## QUESTIONS ON THE MATERIAL
1. Answer these from the extract on classroom technology:
(a) What grade and subjects was the writer teaching when first trying Nearpod?
(b) What was the math series lesson on changing fractions called?
(c) What did everyone log into Nearpod with?
2. Write the next few paragraphs of the extract on classroom technology.

## EXTRACT PROVIDED
== == ==

I’m looking forward to the next ‘unconference’ where I will get up and present again. Sharing a strategy or activity that has worked well for me and maybe a benefit to someone else’s teaching style. But the true benefit will be to me. By getting interactive, creating connections, and building a network that grows my own professional learning.

Cross-posted on Edudemic: http://edudemic.com/2013/05/taking-ownership-of-your-pln/?utm_source=feedly

How Nearpod Brought Active Learning To My Classroom

Engaging instruction is the goal of every educator. So when I was introduced to an app that promised such a lofty ideal, I had to try it.

At the time, I was teaching sixth grade math and social studies in a Pennsylvania school district. I had a challenging lesson coming up and sought the assistance of a fellow teacher who was piloting an iPad cart. He allowed me to borrow it for my math lesson on changing fractions. The math series we used had a lesson called ‘The Licorice Lace Problem’ which described a few teens going on a hike. They were dividing up licorice equally among themselves. Just after they cut the licorice another friend shows up, now they need to redistribute the licorice. This is spatially a hard concept to imagine.

But I had an idea!

Nearpod is an app that allows a teacher to present an interactive lesson on the students’ iPads. I had prepared a set of informative slides to describe the scenario. I then created slides that were used as background images for Nearpod’s Draw It slides. Here the students were able to draw right on their iPad, which for this math problem, required them to mark where they would cut the licorice lace. These pictures were submitted to my iPad, wirelessly through Nearpod, so I had instant feedback if they understood the concept or if they needed another attempt. I could share out student examples anonymously to their iPads for class discussion. I was also able to pose a poll, Q & A, multiple choice, or true/false style questions. Students would get instant feedback on their answers to these questions. All in all, active learning was taking place.

As soon as I opened the cart, I had the students’ attention. After establishing some management guidelines with the class, everyone logged into Nearpod with the student pin. My struggling students were participating and weren’t afraid to be wrong because it wasn’t directly in the eyes of their peers, like it would if they were up at the board or showing their work under the document camera.

== == ==

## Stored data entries
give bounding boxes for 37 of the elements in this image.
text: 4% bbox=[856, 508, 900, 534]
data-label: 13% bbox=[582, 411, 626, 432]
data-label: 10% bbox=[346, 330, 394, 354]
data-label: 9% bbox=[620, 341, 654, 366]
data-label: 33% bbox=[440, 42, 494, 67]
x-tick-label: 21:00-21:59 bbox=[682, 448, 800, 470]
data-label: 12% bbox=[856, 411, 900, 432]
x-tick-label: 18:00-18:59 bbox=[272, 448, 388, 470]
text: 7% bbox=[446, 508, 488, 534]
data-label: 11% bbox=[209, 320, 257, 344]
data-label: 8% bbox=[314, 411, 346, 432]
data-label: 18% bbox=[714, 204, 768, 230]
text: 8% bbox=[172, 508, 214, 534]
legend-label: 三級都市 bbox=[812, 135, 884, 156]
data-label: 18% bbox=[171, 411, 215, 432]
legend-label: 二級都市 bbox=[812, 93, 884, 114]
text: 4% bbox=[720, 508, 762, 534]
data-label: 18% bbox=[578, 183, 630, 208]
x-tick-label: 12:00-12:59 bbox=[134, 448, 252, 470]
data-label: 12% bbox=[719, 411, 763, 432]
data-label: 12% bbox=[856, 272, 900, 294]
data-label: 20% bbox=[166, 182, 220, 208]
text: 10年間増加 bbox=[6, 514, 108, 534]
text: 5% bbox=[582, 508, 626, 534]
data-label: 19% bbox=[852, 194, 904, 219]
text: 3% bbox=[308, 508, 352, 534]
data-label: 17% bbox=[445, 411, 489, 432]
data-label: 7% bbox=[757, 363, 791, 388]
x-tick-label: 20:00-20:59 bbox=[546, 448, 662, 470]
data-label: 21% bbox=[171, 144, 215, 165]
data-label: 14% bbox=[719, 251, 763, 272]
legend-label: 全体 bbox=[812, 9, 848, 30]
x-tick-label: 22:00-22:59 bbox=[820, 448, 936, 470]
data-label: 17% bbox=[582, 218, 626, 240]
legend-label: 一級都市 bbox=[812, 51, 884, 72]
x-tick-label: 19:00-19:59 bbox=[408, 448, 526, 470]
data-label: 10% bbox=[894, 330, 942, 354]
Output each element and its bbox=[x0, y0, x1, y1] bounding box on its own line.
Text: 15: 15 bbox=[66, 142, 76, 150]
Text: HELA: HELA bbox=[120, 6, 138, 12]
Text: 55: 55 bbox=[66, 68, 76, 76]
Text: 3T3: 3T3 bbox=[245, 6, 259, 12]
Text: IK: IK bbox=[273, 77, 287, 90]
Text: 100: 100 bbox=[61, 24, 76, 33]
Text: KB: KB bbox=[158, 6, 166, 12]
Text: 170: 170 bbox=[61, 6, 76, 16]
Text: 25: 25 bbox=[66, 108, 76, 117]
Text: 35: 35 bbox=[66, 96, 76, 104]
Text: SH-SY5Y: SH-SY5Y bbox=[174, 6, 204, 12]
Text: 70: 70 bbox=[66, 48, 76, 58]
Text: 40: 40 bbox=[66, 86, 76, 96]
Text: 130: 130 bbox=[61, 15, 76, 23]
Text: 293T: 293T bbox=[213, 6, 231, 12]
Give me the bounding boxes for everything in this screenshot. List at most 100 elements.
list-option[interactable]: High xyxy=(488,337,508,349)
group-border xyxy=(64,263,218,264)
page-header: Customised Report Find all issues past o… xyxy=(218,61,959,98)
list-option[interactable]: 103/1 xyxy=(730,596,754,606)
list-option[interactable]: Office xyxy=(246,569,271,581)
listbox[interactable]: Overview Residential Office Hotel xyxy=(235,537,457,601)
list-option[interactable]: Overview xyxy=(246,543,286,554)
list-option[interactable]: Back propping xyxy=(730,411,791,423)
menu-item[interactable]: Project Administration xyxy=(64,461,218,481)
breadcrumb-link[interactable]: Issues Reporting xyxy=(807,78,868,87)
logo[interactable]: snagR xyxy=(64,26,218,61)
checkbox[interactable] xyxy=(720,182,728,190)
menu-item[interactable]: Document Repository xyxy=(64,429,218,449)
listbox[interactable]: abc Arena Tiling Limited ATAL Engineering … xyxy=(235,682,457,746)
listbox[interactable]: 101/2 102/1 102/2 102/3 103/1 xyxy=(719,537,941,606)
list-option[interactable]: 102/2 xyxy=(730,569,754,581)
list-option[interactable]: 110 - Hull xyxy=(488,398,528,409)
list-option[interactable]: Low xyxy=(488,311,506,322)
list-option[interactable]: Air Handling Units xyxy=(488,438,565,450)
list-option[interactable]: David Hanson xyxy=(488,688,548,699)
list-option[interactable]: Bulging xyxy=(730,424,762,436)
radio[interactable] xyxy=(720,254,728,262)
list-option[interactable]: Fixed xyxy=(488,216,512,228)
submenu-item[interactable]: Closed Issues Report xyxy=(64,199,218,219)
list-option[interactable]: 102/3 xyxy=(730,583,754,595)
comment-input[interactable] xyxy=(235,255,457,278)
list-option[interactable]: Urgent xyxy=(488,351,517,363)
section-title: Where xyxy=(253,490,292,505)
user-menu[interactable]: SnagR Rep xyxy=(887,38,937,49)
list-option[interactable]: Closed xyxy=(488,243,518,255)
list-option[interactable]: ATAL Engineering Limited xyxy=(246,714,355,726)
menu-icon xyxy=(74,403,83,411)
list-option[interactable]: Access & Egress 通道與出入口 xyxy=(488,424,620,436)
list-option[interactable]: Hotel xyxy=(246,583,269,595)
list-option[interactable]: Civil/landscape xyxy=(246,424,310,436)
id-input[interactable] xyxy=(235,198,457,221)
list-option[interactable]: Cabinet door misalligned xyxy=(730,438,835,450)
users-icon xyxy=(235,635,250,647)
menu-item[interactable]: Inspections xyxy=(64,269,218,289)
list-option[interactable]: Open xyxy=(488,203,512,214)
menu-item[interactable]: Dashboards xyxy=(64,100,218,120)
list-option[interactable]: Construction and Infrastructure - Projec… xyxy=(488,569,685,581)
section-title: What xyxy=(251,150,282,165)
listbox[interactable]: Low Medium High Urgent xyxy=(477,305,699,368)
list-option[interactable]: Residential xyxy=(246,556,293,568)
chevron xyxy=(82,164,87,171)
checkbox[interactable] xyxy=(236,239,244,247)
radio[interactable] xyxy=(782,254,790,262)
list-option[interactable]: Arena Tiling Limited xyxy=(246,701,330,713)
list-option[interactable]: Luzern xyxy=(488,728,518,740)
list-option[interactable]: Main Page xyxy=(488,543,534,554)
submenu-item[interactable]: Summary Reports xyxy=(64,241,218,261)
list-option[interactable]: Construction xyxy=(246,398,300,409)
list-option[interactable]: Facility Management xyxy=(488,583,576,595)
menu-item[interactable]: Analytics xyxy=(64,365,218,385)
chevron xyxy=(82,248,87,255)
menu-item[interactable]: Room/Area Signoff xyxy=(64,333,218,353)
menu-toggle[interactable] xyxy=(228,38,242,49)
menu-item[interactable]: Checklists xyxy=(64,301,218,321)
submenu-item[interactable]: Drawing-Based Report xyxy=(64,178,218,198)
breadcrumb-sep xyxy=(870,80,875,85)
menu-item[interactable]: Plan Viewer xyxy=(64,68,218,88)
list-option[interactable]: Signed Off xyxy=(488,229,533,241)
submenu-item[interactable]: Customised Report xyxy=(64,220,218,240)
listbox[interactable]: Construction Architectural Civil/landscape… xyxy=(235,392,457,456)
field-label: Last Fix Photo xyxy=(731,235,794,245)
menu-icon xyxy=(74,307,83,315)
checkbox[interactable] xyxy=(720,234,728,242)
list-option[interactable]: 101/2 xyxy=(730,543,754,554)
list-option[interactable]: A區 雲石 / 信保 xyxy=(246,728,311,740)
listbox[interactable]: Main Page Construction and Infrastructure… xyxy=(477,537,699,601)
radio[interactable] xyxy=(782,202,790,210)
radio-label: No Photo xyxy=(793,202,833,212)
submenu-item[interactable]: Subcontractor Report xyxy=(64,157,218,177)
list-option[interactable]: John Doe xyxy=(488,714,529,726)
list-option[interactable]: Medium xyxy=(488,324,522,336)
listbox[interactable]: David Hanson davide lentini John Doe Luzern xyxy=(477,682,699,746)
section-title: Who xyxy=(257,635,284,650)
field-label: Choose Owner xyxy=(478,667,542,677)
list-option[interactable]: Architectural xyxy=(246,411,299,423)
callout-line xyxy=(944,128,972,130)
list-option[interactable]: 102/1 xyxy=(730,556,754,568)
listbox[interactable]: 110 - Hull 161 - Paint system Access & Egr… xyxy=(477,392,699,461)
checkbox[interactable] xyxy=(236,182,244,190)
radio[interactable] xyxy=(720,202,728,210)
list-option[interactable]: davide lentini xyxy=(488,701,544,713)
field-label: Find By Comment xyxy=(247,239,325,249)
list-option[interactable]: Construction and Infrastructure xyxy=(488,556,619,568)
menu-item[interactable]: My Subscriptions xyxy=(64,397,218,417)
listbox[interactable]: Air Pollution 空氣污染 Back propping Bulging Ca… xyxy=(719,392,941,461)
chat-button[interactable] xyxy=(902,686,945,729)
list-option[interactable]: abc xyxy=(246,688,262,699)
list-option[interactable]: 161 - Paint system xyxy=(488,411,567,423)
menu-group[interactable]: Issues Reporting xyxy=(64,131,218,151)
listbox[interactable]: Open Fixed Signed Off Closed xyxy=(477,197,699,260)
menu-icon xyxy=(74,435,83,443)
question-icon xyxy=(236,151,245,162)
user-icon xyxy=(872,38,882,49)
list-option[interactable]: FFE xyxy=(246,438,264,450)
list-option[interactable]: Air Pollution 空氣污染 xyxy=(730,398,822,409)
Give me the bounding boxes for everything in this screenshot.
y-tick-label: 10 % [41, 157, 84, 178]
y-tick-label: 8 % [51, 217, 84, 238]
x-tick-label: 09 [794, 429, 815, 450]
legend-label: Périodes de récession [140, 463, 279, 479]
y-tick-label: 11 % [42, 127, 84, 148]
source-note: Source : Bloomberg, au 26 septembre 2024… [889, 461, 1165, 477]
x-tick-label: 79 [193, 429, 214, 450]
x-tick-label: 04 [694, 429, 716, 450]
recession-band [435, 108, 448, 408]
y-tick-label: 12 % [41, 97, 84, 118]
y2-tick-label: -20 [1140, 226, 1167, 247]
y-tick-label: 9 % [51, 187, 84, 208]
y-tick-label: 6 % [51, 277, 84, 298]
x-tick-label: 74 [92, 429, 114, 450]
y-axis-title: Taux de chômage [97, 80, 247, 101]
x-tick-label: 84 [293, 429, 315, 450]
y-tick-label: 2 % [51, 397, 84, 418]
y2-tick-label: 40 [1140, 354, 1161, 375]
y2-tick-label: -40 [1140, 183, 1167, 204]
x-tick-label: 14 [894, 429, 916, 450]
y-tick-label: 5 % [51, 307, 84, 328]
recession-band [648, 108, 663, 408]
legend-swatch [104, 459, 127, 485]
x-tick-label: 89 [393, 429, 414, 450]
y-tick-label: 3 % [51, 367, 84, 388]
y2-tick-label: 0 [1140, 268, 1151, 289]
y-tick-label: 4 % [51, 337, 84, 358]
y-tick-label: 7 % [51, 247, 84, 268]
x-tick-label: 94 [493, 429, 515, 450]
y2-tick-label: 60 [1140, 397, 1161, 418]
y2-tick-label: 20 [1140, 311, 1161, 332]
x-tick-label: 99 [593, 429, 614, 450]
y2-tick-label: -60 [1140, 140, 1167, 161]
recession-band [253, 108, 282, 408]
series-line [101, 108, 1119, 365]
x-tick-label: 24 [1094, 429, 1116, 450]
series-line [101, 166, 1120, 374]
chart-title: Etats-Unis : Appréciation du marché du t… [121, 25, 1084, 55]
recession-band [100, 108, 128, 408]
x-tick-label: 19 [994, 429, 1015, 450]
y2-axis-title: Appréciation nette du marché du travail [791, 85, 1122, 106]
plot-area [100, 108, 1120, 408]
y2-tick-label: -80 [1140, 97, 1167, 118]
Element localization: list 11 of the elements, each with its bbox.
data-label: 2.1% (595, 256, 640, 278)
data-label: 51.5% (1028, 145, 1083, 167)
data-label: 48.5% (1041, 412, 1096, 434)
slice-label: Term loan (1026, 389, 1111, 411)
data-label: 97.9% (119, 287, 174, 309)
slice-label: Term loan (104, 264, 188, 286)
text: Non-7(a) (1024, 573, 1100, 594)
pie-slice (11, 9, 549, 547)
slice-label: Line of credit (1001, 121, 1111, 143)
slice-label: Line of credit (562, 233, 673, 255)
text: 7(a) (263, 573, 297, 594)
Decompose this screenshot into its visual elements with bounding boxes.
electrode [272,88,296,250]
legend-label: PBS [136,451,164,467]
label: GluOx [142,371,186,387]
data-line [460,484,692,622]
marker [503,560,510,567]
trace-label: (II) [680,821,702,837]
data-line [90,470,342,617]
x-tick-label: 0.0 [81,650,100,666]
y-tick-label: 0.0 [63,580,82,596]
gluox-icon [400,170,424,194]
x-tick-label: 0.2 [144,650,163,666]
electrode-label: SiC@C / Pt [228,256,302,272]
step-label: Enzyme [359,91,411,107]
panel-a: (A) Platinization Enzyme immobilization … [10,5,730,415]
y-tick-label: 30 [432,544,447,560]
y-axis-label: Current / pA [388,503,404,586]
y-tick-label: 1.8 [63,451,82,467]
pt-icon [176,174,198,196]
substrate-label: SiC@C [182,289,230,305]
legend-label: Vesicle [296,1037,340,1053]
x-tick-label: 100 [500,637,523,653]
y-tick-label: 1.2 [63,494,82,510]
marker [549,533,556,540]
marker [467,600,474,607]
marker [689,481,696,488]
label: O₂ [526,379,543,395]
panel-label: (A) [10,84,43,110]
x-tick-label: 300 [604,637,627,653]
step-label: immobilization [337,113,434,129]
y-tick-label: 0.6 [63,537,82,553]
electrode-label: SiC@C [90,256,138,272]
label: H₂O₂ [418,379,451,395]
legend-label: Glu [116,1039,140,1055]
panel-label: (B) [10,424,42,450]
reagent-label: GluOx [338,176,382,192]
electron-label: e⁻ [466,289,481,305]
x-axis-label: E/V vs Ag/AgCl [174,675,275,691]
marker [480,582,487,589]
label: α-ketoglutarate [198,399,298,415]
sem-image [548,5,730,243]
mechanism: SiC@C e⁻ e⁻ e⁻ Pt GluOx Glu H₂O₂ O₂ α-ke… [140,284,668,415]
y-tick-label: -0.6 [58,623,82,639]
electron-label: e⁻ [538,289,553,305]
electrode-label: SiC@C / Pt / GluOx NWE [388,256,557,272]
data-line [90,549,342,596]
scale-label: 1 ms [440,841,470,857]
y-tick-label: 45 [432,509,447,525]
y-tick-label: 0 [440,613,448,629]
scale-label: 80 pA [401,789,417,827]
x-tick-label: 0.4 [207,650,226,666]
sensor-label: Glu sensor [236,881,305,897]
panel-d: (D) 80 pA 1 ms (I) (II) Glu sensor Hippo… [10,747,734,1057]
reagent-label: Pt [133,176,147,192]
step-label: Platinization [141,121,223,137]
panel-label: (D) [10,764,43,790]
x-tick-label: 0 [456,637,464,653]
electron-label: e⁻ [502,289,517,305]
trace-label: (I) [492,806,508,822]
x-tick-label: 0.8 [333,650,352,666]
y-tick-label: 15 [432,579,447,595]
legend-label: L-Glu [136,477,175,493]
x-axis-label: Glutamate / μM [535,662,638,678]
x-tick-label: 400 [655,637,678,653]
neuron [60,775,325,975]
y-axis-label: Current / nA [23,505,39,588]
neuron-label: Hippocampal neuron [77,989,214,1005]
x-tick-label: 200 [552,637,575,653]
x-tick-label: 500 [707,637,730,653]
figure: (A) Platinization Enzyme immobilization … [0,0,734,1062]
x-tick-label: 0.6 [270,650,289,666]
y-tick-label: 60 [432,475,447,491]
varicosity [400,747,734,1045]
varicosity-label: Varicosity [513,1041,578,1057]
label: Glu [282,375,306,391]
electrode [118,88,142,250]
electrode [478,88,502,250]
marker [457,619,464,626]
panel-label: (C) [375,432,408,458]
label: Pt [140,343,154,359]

== == ==

## RESPONSES TO THE TASKS
1.
(a) Sixth grade math and social studies.
(b) ‘The Licorice Lace Problem’.
(c) The student pin.

2.
The excitement, engagement, and of course, every teacher’s favorite word, data proved this app to be useful. I was able to go into the Nearpod website with my log-in credentials (free account) and access all the information gathered during the lesson. I could see the Draw Its each student submitted and create graphs on student responses.

Currently I’m employed with a NJ school district as a teacher resource specialist for technology. Their iPad initiative includes three iPads in every first and second grade classroom in each of their four elementary buildings. By sharing iPads among grade level classes or working on targeted mini lessons in small groups, teachers have been able to do Nearpod lessons on topics like telling time, counting money, and weather, to name a few. This has been a useful tool!

Teachers can download the free app and create a free account. The site is user friendly and straight forward. I’ve made my slides on PowerPoint or SMART Notebook then saved as images to upload into my Nearpod lesson. Nearpod is adding more features as well. You have the ability to share out a website during a lesson, embed a video, and its newest feature for the flipped classroom Nearpod Homework, where the students can go through a lesson at their pace. This is a wonderful tool that has a growing following on Twitter (great place to go to read how others have used it or ask questions #NearpodTeachers).

Teachers want a way to deliver interactive lessons to engage all learners and I feel, no, I know, Nearpod has been my answer.